=== Records for the task ===

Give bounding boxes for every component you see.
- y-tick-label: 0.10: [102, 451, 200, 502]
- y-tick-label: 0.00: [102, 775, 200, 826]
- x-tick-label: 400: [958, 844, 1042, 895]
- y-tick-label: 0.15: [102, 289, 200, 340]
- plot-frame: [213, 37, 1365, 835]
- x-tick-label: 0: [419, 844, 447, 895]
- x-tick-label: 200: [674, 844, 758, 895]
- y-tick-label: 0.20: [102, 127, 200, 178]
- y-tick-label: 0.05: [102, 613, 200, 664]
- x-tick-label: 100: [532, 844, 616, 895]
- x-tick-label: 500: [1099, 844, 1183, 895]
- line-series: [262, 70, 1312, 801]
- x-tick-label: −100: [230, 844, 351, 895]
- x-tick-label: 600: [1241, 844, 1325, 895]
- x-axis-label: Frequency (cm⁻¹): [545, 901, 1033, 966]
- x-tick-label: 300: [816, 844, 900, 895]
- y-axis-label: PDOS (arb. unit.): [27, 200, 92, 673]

===
=== Records for the task ===

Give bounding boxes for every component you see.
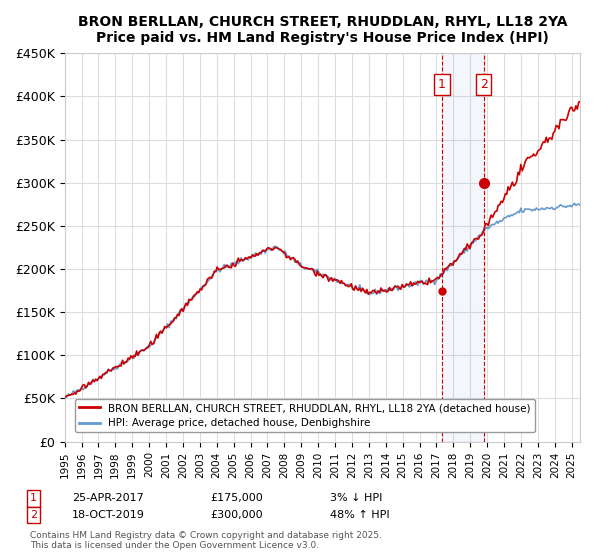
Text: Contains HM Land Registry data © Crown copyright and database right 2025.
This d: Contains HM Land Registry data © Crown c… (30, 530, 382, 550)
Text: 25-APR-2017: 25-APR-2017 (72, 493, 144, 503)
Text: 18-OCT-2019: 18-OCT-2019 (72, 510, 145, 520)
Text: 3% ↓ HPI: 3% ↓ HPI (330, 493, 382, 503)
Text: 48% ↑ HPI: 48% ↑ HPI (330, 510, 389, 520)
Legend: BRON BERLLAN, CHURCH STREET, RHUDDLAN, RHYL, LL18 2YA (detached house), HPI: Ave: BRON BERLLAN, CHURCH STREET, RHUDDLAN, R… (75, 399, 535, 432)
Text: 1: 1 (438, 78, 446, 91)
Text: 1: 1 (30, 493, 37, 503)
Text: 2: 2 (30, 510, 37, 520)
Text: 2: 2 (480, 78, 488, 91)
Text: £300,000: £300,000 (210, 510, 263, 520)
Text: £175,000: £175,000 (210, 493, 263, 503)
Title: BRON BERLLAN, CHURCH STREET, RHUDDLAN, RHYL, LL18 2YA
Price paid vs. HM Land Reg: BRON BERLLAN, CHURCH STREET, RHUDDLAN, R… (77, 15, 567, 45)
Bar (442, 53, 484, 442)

===

Instruction:
Repeat the rows from the line with "Text: Contains HM" to the line with "Bar (442, 53, 484, 442)", keeping every character as it stands.

Result below:
Text: Contains HM Land Registry data © Crown copyright and database right 2025.
This d: Contains HM Land Registry data © Crown c… (30, 530, 382, 550)
Text: 25-APR-2017: 25-APR-2017 (72, 493, 144, 503)
Text: 18-OCT-2019: 18-OCT-2019 (72, 510, 145, 520)
Text: 3% ↓ HPI: 3% ↓ HPI (330, 493, 382, 503)
Text: 48% ↑ HPI: 48% ↑ HPI (330, 510, 389, 520)
Legend: BRON BERLLAN, CHURCH STREET, RHUDDLAN, RHYL, LL18 2YA (detached house), HPI: Ave: BRON BERLLAN, CHURCH STREET, RHUDDLAN, R… (75, 399, 535, 432)
Text: 1: 1 (438, 78, 446, 91)
Text: 1: 1 (30, 493, 37, 503)
Text: 2: 2 (30, 510, 37, 520)
Text: 2: 2 (480, 78, 488, 91)
Text: £300,000: £300,000 (210, 510, 263, 520)
Text: £175,000: £175,000 (210, 493, 263, 503)
Title: BRON BERLLAN, CHURCH STREET, RHUDDLAN, RHYL, LL18 2YA
Price paid vs. HM Land Reg: BRON BERLLAN, CHURCH STREET, RHUDDLAN, R… (77, 15, 567, 45)
Bar (442, 53, 484, 442)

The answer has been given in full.